## Brief
Copy each entry as it stands, leaving nothing out.

## Records to use
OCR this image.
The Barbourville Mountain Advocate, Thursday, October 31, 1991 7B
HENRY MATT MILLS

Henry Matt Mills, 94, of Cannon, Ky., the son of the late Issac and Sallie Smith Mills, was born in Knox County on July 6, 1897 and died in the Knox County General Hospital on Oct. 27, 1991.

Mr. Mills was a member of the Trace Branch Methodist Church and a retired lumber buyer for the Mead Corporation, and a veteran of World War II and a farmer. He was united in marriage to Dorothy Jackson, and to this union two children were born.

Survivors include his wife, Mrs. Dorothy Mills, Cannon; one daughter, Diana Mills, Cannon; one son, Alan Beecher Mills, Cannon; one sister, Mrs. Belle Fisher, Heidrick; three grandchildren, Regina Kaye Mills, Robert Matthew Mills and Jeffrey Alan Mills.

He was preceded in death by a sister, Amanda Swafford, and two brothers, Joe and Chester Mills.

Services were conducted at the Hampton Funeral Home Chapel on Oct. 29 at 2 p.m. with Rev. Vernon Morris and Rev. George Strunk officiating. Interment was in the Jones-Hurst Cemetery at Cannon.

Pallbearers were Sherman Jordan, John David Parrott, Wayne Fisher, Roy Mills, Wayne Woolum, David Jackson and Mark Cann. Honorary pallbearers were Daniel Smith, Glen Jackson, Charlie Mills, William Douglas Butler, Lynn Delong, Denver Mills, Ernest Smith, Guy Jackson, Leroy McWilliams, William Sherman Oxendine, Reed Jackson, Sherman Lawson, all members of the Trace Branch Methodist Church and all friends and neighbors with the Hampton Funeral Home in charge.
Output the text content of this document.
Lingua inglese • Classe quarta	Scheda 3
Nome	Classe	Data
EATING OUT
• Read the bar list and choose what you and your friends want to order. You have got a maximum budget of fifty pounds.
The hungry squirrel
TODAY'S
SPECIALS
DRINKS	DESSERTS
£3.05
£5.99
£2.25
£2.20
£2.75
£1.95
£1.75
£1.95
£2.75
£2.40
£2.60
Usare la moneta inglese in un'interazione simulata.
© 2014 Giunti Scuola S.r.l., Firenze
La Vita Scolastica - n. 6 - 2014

## Task result
OCR this image.
The Barbourville Mountain Advocate, Thursday, October 31, 1991 7B
HENRY MATT MILLS

Henry Matt Mills, 94, of Cannon, Ky., the son of the late Issac and Sallie Smith Mills, was born in Knox County on July 6, 1897 and died in the Knox County General Hospital on Oct. 27, 1991.

Mr. Mills was a member of the Trace Branch Methodist Church and a retired lumber buyer for the Mead Corporation, and a veteran of World War II and a farmer. He was united in marriage to Dorothy Jackson, and to this union two children were born.

Survivors include his wife, Mrs. Dorothy Mills, Cannon; one daughter, Diana Mills, Cannon; one son, Alan Beecher Mills, Cannon; one sister, Mrs. Belle Fisher, Heidrick; three grandchildren, Regina Kaye Mills, Robert Matthew Mills and Jeffrey Alan Mills.

He was preceded in death by a sister, Amanda Swafford, and two brothers, Joe and Chester Mills.

Services were conducted at the Hampton Funeral Home Chapel on Oct. 29 at 2 p.m. with Rev. Vernon Morris and Rev. George Strunk officiating. Interment was in the Jones-Hurst Cemetery at Cannon.

Pallbearers were Sherman Jordan, John David Parrott, Wayne Fisher, Roy Mills, Wayne Woolum, David Jackson and Mark Cann. Honorary pallbearers were Daniel Smith, Glen Jackson, Charlie Mills, William Douglas Butler, Lynn Delong, Denver Mills, Ernest Smith, Guy Jackson, Leroy McWilliams, William Sherman Oxendine, Reed Jackson, Sherman Lawson, all members of the Trace Branch Methodist Church and all friends and neighbors with the Hampton Funeral Home in charge.
Output the text content of this document.
Lingua inglese • Classe quarta	Scheda 3
Nome	Classe	Data
EATING OUT
• Read the bar list and choose what you and your friends want to order. You have got a maximum budget of fifty pounds.
The hungry squirrel
TODAY'S
SPECIALS
DRINKS	DESSERTS
£3.05
£5.99
£2.25
£2.20
£2.75
£1.95
£1.75
£1.95
£2.75
£2.40
£2.60
Usare la moneta inglese in un'interazione simulata.
© 2014 Giunti Scuola S.r.l., Firenze
La Vita Scolastica - n. 6 - 2014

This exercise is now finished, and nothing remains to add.